● What the task asks
Would you retype all of these records exactly?
^^^^
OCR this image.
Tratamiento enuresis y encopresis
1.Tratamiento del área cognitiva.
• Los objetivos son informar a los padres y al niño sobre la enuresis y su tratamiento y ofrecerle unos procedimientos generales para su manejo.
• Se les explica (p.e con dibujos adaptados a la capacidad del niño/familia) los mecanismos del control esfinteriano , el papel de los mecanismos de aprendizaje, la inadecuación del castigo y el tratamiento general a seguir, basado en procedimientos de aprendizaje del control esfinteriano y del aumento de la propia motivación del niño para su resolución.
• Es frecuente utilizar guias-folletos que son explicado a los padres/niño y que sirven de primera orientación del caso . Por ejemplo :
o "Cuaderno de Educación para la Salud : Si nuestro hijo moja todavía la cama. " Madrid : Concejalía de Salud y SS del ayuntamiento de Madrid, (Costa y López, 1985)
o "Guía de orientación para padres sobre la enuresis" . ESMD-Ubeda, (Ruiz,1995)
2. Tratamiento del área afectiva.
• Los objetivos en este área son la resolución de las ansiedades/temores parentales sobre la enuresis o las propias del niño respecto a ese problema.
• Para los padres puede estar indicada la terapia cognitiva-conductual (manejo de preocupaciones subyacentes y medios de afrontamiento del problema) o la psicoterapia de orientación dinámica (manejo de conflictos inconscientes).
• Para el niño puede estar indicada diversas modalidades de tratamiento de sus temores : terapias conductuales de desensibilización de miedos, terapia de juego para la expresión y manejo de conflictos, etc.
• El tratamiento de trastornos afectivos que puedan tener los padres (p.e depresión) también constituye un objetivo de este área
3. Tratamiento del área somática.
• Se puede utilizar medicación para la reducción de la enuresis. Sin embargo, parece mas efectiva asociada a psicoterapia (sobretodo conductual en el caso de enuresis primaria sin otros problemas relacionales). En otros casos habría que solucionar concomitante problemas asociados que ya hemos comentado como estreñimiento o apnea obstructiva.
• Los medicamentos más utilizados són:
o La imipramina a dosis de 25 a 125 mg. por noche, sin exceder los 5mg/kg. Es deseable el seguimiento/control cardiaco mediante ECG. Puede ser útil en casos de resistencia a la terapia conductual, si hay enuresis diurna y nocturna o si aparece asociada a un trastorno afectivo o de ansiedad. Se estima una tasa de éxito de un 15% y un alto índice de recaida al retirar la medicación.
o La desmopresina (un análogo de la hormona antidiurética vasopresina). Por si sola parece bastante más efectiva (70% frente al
^^^^
● Result for this task
OCR this image.
Tratamiento enuresis y encopresis
1.Tratamiento del área cognitiva.
• Los objetivos son informar a los padres y al niño sobre la enuresis y su tratamiento y ofrecerle unos procedimientos generales para su manejo.
• Se les explica (p.e con dibujos adaptados a la capacidad del niño/familia) los mecanismos del control esfinteriano , el papel de los mecanismos de aprendizaje, la inadecuación del castigo y el tratamiento general a seguir, basado en procedimientos de aprendizaje del control esfinteriano y del aumento de la propia motivación del niño para su resolución.
• Es frecuente utilizar guias-folletos que son explicado a los padres/niño y que sirven de primera orientación del caso . Por ejemplo :
o "Cuaderno de Educación para la Salud : Si nuestro hijo moja todavía la cama. " Madrid : Concejalía de Salud y SS del ayuntamiento de Madrid, (Costa y López, 1985)
o "Guía de orientación para padres sobre la enuresis" . ESMD-Ubeda, (Ruiz,1995)
2. Tratamiento del área afectiva.
• Los objetivos en este área son la resolución de las ansiedades/temores parentales sobre la enuresis o las propias del niño respecto a ese problema.
• Para los padres puede estar indicada la terapia cognitiva-conductual (manejo de preocupaciones subyacentes y medios de afrontamiento del problema) o la psicoterapia de orientación dinámica (manejo de conflictos inconscientes).
• Para el niño puede estar indicada diversas modalidades de tratamiento de sus temores : terapias conductuales de desensibilización de miedos, terapia de juego para la expresión y manejo de conflictos, etc.
• El tratamiento de trastornos afectivos que puedan tener los padres (p.e depresión) también constituye un objetivo de este área
3. Tratamiento del área somática.
• Se puede utilizar medicación para la reducción de la enuresis. Sin embargo, parece mas efectiva asociada a psicoterapia (sobretodo conductual en el caso de enuresis primaria sin otros problemas relacionales). En otros casos habría que solucionar concomitante problemas asociados que ya hemos comentado como estreñimiento o apnea obstructiva.
• Los medicamentos más utilizados són:
o La imipramina a dosis de 25 a 125 mg. por noche, sin exceder los 5mg/kg. Es deseable el seguimiento/control cardiaco mediante ECG. Puede ser útil en casos de resistencia a la terapia conductual, si hay enuresis diurna y nocturna o si aparece asociada a un trastorno afectivo o de ansiedad. Se estima una tasa de éxito de un 15% y un alto índice de recaida al retirar la medicación.
o La desmopresina (un análogo de la hormona antidiurética vasopresina). Por si sola parece bastante más efectiva (70% frente al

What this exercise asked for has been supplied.